Stated problem:
Repeat the whole listing exactly.
>>>
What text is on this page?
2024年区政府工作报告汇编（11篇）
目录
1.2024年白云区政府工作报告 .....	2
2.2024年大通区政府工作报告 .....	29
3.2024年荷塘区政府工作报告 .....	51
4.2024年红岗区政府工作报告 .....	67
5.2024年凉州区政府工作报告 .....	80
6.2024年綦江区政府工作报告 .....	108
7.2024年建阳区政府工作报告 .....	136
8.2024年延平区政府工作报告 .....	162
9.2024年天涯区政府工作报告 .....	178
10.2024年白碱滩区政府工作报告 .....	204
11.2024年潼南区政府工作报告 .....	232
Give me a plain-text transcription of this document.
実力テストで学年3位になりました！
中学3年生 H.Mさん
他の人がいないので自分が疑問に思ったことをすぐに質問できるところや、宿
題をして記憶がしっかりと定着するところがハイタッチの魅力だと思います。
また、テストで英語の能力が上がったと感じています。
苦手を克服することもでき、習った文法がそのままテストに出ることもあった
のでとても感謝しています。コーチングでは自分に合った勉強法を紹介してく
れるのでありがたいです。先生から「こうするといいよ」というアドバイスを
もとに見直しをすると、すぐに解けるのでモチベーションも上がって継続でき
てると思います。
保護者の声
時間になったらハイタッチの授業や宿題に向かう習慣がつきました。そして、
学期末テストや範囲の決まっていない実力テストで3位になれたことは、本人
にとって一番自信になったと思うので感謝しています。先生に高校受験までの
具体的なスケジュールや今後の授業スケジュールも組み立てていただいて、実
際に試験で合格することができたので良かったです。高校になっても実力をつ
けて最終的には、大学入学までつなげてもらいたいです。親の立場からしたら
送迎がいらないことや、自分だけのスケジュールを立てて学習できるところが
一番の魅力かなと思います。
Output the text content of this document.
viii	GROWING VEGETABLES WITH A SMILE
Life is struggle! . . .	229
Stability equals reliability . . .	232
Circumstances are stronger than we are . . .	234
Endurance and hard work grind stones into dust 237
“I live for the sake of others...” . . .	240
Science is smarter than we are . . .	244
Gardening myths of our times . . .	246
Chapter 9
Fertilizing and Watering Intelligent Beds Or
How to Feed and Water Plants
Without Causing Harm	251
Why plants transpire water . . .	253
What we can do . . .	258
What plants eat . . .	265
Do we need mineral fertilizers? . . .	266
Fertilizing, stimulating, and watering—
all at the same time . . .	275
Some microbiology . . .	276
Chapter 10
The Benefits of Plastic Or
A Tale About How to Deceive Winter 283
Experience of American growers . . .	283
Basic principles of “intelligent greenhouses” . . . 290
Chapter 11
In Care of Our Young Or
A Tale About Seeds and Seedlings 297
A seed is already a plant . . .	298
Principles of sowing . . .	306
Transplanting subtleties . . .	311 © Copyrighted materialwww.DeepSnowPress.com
<<<
Task output:
What text is on this page?
2024年区政府工作报告汇编（11篇）
目录
1.2024年白云区政府工作报告 .....	2
2.2024年大通区政府工作报告 .....	29
3.2024年荷塘区政府工作报告 .....	51
4.2024年红岗区政府工作报告 .....	67
5.2024年凉州区政府工作报告 .....	80
6.2024年綦江区政府工作报告 .....	108
7.2024年建阳区政府工作报告 .....	136
8.2024年延平区政府工作报告 .....	162
9.2024年天涯区政府工作报告 .....	178
10.2024年白碱滩区政府工作报告 .....	204
11.2024年潼南区政府工作报告 .....	232
Give me a plain-text transcription of this document.
実力テストで学年3位になりました！
中学3年生 H.Mさん
他の人がいないので自分が疑問に思ったことをすぐに質問できるところや、宿
題をして記憶がしっかりと定着するところがハイタッチの魅力だと思います。
また、テストで英語の能力が上がったと感じています。
苦手を克服することもでき、習った文法がそのままテストに出ることもあった
のでとても感謝しています。コーチングでは自分に合った勉強法を紹介してく
れるのでありがたいです。先生から「こうするといいよ」というアドバイスを
もとに見直しをすると、すぐに解けるのでモチベーションも上がって継続でき
てると思います。
保護者の声
時間になったらハイタッチの授業や宿題に向かう習慣がつきました。そして、
学期末テストや範囲の決まっていない実力テストで3位になれたことは、本人
にとって一番自信になったと思うので感謝しています。先生に高校受験までの
具体的なスケジュールや今後の授業スケジュールも組み立てていただいて、実
際に試験で合格することができたので良かったです。高校になっても実力をつ
けて最終的には、大学入学までつなげてもらいたいです。親の立場からしたら
送迎がいらないことや、自分だけのスケジュールを立てて学習できるところが
一番の魅力かなと思います。
Output the text content of this document.
viii	GROWING VEGETABLES WITH A SMILE
Life is struggle! . . .	229
Stability equals reliability . . .	232
Circumstances are stronger than we are . . .	234
Endurance and hard work grind stones into dust 237
“I live for the sake of others...” . . .	240
Science is smarter than we are . . .	244
Gardening myths of our times . . .	246
Chapter 9
Fertilizing and Watering Intelligent Beds Or
How to Feed and Water Plants
Without Causing Harm	251
Why plants transpire water . . .	253
What we can do . . .	258
What plants eat . . .	265
Do we need mineral fertilizers? . . .	266
Fertilizing, stimulating, and watering—
all at the same time . . .	275
Some microbiology . . .	276
Chapter 10
The Benefits of Plastic Or
A Tale About How to Deceive Winter 283
Experience of American growers . . .	283
Basic principles of “intelligent greenhouses” . . . 290
Chapter 11
In Care of Our Young Or
A Tale About Seeds and Seedlings 297
A seed is already a plant . . .	298
Principles of sowing . . .	306
Transplanting subtleties . . .	311 © Copyrighted materialwww.DeepSnowPress.com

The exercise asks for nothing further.